--- Begin SELECTED TEXT ---

What I've added here is the makeDeclarationsGlobalForEvalVisitor. It goes through every variable declaration in our new program checks to see if it is declared with the 'var' keyword (so we know to make it global), goes through every declaration in it (We could have multiple declarations like this: var x = 3, y = 4, z = 5) and it just replaces the var with "global." as I've said earlier.

What's new here, is the use of the "@babel/types" package, this package is used to create new nodes from scratch! (When we created our new program we had to make an object with 2 properties "Program" and "body", "types" creates them for us! And also tells us what arguments to pass!)

We create the left side value (global.IDENTIFIER_NAME), the right side (if there is any), create a node of type ExpressionStatement (it's not a variabledeclaration anymore!) and push it to the new nodes, next, we replace the old declarations with the ones pushed to our array!

Let's get to our goal! Let's replace the CallExpressions! But before that, we gotta jump in ASTExplorer and see how the CallExpression nodes we want to replace look

img12

So what we can see is that the CallExpression nodes we need are to be filtered as following:

  • They need to have 2 arguments
  • The first argument needs to be a StringLiteral (this represents the element's index in the array)
  • The second argument needs to be a StringLiteral, as well (this represents the decoding key)
    • If they are not both StringLiterals they reference other variables and can break our program, for now we can replace most calls like this
  • The callee node is of type "Identifier"
  • The first argument needs to start with "0x" (all are hex values)

--- End SELECTED TEXT ---

- STATED PROBLEM
Resume the tutorial on replacing CallExpression nodes after its final sentence.

--- Begin SUPPLIED INFORMATION ---

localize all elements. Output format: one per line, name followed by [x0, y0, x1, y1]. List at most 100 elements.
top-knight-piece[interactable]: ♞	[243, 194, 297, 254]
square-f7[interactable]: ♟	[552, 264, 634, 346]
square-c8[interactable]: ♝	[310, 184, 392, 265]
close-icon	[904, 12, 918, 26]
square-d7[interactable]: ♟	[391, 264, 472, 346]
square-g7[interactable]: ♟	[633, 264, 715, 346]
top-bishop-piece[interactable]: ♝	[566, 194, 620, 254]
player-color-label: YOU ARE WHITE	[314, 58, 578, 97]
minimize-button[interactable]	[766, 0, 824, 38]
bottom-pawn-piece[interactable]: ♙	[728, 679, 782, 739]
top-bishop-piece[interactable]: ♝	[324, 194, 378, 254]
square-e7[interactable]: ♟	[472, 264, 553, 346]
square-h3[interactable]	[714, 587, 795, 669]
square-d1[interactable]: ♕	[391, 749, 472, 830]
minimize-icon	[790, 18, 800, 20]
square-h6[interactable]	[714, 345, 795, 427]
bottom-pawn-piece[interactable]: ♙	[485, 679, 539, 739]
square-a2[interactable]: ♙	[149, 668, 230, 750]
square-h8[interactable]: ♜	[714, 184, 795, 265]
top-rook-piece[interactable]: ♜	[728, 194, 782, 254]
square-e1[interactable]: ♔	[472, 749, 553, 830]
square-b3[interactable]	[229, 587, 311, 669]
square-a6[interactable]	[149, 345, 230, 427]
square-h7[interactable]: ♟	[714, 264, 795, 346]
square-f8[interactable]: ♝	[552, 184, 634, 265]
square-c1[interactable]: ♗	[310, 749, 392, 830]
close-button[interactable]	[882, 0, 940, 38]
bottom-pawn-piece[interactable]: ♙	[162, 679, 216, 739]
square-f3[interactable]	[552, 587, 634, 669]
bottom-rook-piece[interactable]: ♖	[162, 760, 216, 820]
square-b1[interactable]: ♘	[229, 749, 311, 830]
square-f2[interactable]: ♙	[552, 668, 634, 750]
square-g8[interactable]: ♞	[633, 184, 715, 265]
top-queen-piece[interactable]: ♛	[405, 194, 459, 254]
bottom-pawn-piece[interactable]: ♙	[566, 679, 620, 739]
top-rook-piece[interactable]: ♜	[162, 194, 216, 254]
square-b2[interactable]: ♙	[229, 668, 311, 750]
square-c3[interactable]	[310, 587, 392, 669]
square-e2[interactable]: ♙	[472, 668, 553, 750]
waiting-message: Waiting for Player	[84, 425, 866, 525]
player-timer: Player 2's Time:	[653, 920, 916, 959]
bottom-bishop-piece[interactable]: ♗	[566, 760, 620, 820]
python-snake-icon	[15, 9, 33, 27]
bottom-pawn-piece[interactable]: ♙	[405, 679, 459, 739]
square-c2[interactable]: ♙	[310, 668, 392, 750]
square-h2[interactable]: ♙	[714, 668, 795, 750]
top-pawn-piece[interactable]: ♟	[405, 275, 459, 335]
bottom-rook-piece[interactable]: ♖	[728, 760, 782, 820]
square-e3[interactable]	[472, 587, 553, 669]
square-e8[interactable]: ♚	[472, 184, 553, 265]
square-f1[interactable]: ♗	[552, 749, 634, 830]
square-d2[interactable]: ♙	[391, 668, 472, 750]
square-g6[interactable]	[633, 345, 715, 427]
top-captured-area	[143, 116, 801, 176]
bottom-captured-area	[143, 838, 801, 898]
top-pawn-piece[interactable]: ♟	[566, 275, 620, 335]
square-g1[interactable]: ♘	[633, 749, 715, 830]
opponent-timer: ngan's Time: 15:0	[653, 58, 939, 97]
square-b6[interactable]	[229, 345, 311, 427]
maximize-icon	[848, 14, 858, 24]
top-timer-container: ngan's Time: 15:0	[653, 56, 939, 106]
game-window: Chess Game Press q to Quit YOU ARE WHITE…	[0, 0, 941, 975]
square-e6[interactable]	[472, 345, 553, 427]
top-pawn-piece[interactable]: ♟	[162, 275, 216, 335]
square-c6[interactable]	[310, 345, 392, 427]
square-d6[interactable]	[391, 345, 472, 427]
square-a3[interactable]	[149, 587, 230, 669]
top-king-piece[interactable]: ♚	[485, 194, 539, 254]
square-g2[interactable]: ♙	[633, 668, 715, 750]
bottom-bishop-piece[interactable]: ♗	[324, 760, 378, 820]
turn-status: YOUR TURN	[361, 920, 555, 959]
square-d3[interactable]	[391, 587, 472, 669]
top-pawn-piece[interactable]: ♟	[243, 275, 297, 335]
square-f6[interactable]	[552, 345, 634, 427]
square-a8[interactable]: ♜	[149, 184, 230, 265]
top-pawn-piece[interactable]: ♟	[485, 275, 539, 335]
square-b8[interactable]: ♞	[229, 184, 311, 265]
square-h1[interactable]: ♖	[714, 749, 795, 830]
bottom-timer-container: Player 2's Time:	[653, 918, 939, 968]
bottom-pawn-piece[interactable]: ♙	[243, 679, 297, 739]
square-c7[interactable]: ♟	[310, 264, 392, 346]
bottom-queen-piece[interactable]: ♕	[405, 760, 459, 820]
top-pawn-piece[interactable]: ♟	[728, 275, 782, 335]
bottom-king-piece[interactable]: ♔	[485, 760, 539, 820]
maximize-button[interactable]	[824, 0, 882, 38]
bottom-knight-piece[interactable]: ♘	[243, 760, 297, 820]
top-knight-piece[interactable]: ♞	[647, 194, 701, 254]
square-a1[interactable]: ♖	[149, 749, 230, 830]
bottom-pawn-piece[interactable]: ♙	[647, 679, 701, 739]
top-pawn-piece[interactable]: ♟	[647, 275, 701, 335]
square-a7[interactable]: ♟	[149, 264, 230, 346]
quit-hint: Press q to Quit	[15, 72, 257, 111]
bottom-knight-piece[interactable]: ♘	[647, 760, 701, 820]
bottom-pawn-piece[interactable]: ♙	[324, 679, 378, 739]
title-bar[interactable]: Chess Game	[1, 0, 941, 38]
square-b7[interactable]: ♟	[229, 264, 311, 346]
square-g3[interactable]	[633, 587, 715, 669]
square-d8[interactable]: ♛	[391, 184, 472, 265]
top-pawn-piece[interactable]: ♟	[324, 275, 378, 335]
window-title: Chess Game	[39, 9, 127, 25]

--- End SUPPLIED INFORMATION ---

- TASK OUTPUT
You can gather all this by using ctrl+f in your script and searching for all the calls to create a pattern The code looks something like this:

const replaceCallExpressionRC4Visitor = {
  CallExpression(path) {
    if (path.node.arguments.length == 2 &&
      types.isStringLiteral(path.node.arguments[0]) &&
      types.isStringLiteral(path.node.arguments[1]) &&
      types.isIdentifier(path.node.callee) &&
      String(path.node.arguments[0].value).startsWith("0x")) {
      let newNode = {
        type: "StringLiteral",
        value: eval(decipher + `;${generate(path.node).code}`)
      };
      path.replaceWith(newNode);
    }
  }
}

traverse(AST, replaceCallExpressionRC4Visitor);

Here, I've created the new node not using "types" just to show you that it works as well, though the use of the "@babel/types" package is recommended whenever you can use it! We also make use of path.replaceWith() method with lets us replace the current node with a new one! Oh, and one more thing, when evaluating, make sure that between any scripts (in our case the "decipher"ing script and the generated script from the CallExpression we are currently at (we gotta generate that and evaluate it, too, so we get returned the actual value) we have a ';'. Scripts might collide and not have an ending semi-colon so we gotta make sure it doesn't throw an error because of this)

For la grande finale, let's run our code and see what our script looks like!

img13

Much, much better, there's only a few calls we'll deal with at the end of the tutorials! Till next time!